Output the data word for word, dropping every image.
---------------
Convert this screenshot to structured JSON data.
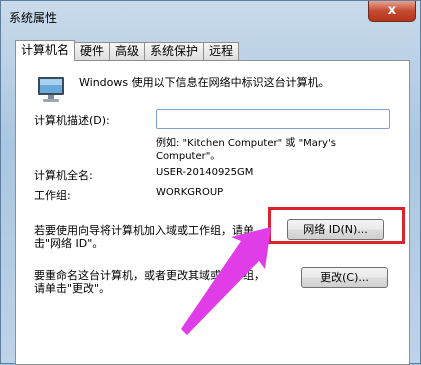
{
  "window": {
    "title": "系统属性",
    "close_label": "x"
  },
  "tabs": [
    {
      "label": "计算机名"
    },
    {
      "label": "硬件"
    },
    {
      "label": "高级"
    },
    {
      "label": "系统保护"
    },
    {
      "label": "远程"
    }
  ],
  "panel": {
    "intro": "Windows 使用以下信息在网络中标识这台计算机。",
    "description_label": "计算机描述(D):",
    "description_value": "",
    "example_line1": "例如: \"Kitchen Computer\" 或 \"Mary's",
    "example_line2": "Computer\"。",
    "full_name_label": "计算机全名:",
    "full_name_value": "USER-20140925GM",
    "workgroup_label": "工作组:",
    "workgroup_value": "WORKGROUP",
    "join_text_line1": "若要使用向导将计算机加入域或工作组，请单",
    "join_text_line2": "击\"网络 ID\"。",
    "network_id_button": "网络 ID(N)...",
    "rename_text_line1": "要重命名这台计算机，或者更改其域或工作组，",
    "rename_text_line2": "请单击\"更改\"。",
    "change_button": "更改(C)..."
  },
  "annotation": {
    "highlight_color": "#d9232d",
    "arrow_color": "#e03ce8"
  }
}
---------------
**SOLUTION BELOW**:
Convert this screenshot to structured JSON data.
{
  "window": {
    "title": "系统属性",
    "close_label": "x"
  },
  "tabs": [
    {
      "label": "计算机名"
    },
    {
      "label": "硬件"
    },
    {
      "label": "高级"
    },
    {
      "label": "系统保护"
    },
    {
      "label": "远程"
    }
  ],
  "panel": {
    "intro": "Windows 使用以下信息在网络中标识这台计算机。",
    "description_label": "计算机描述(D):",
    "description_value": "",
    "example_line1": "例如: \"Kitchen Computer\" 或 \"Mary's",
    "example_line2": "Computer\"。",
    "full_name_label": "计算机全名:",
    "full_name_value": "USER-20140925GM",
    "workgroup_label": "工作组:",
    "workgroup_value": "WORKGROUP",
    "join_text_line1": "若要使用向导将计算机加入域或工作组，请单",
    "join_text_line2": "击\"网络 ID\"。",
    "network_id_button": "网络 ID(N)...",
    "rename_text_line1": "要重命名这台计算机，或者更改其域或工作组，",
    "rename_text_line2": "请单击\"更改\"。",
    "change_button": "更改(C)..."
  },
  "annotation": {
    "highlight_color": "#d9232d",
    "arrow_color": "#e03ce8"
  }
}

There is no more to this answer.